#### Task:
Repeat the records word for word, excluding any picture.

#### Supplied material:
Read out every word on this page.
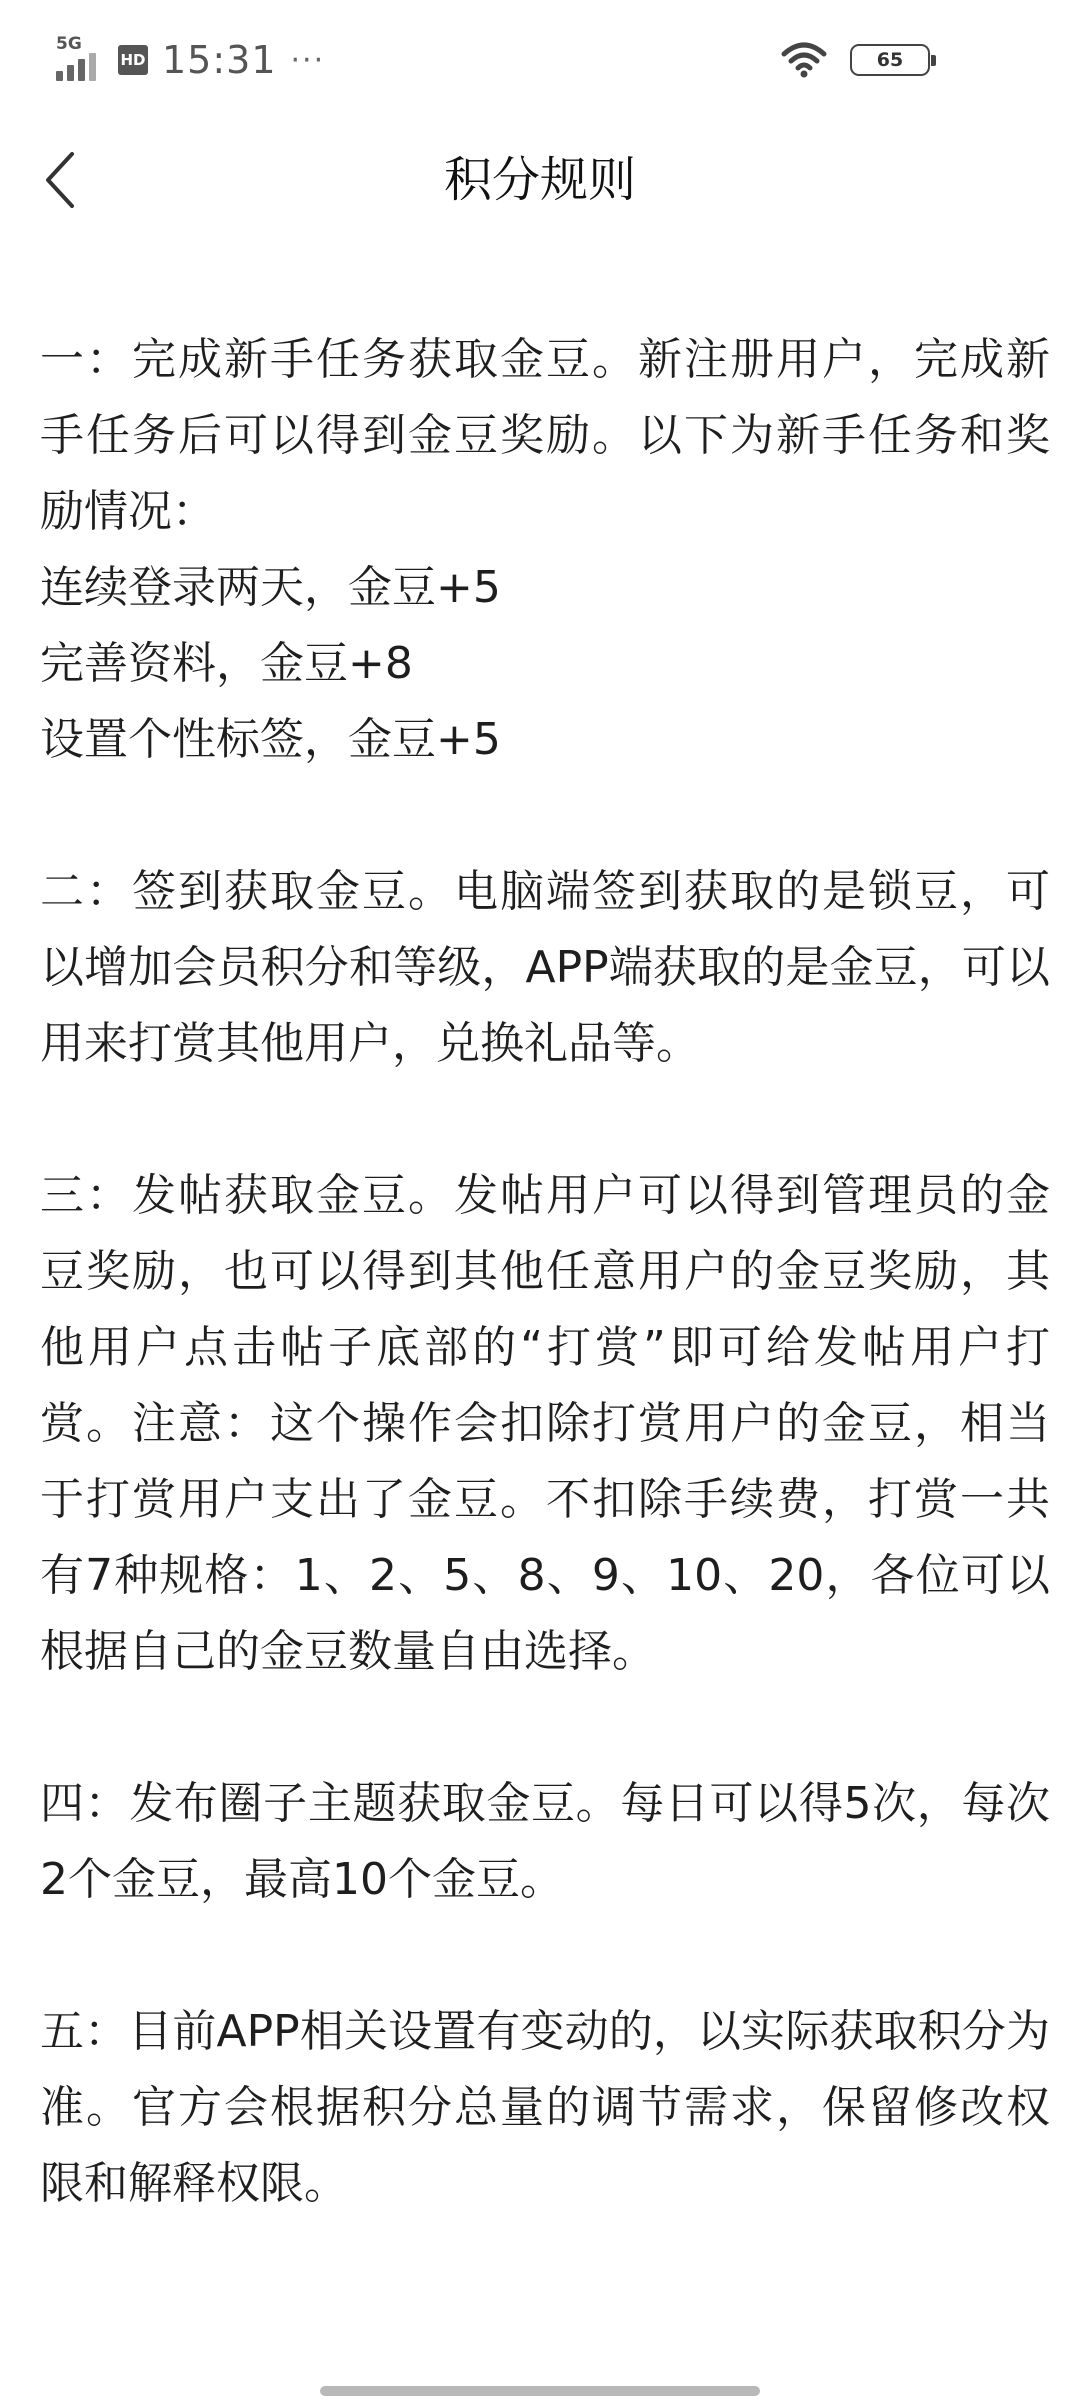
5G
HD 15:31 ···	65
积分规则

一：完成新手任务获取金豆。新注册用户，完成新手任务后可以得到金豆奖励。以下为新手任务和奖励情况：

连续登录两天，金豆+5

完善资料，金豆+8

设置个性标签，金豆+5

二：签到获取金豆。电脑端签到获取的是锁豆，可以增加会员积分和等级，APP端获取的是金豆，可以用来打赏其他用户，兑换礼品等。

三：发帖获取金豆。发帖用户可以得到管理员的金豆奖励，也可以得到其他任意用户的金豆奖励，其他用户点击帖子底部的“打赏”即可给发帖用户打赏。注意：这个操作会扣除打赏用户的金豆，相当于打赏用户支出了金豆。不扣除手续费，打赏一共有7种规格：1、2、5、8、9、10、20，各位可以根据自己的金豆数量自由选择。

四：发布圈子主题获取金豆。每日可以得5次，每次2个金豆，最高10个金豆。

五：目前APP相关设置有变动的，以实际获取积分为准。官方会根据积分总量的调节需求，保留修改权限和解释权限。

#### Solution to this exercise:
Read out every word on this page.
5G
HD 15:31 ···	65
积分规则

一：完成新手任务获取金豆。新注册用户，完成新手任务后可以得到金豆奖励。以下为新手任务和奖励情况：

连续登录两天，金豆+5

完善资料，金豆+8

设置个性标签，金豆+5

二：签到获取金豆。电脑端签到获取的是锁豆，可以增加会员积分和等级，APP端获取的是金豆，可以用来打赏其他用户，兑换礼品等。

三：发帖获取金豆。发帖用户可以得到管理员的金豆奖励，也可以得到其他任意用户的金豆奖励，其他用户点击帖子底部的“打赏”即可给发帖用户打赏。注意：这个操作会扣除打赏用户的金豆，相当于打赏用户支出了金豆。不扣除手续费，打赏一共有7种规格：1、2、5、8、9、10、20，各位可以根据自己的金豆数量自由选择。

四：发布圈子主题获取金豆。每日可以得5次，每次2个金豆，最高10个金豆。

五：目前APP相关设置有变动的，以实际获取积分为准。官方会根据积分总量的调节需求，保留修改权限和解释权限。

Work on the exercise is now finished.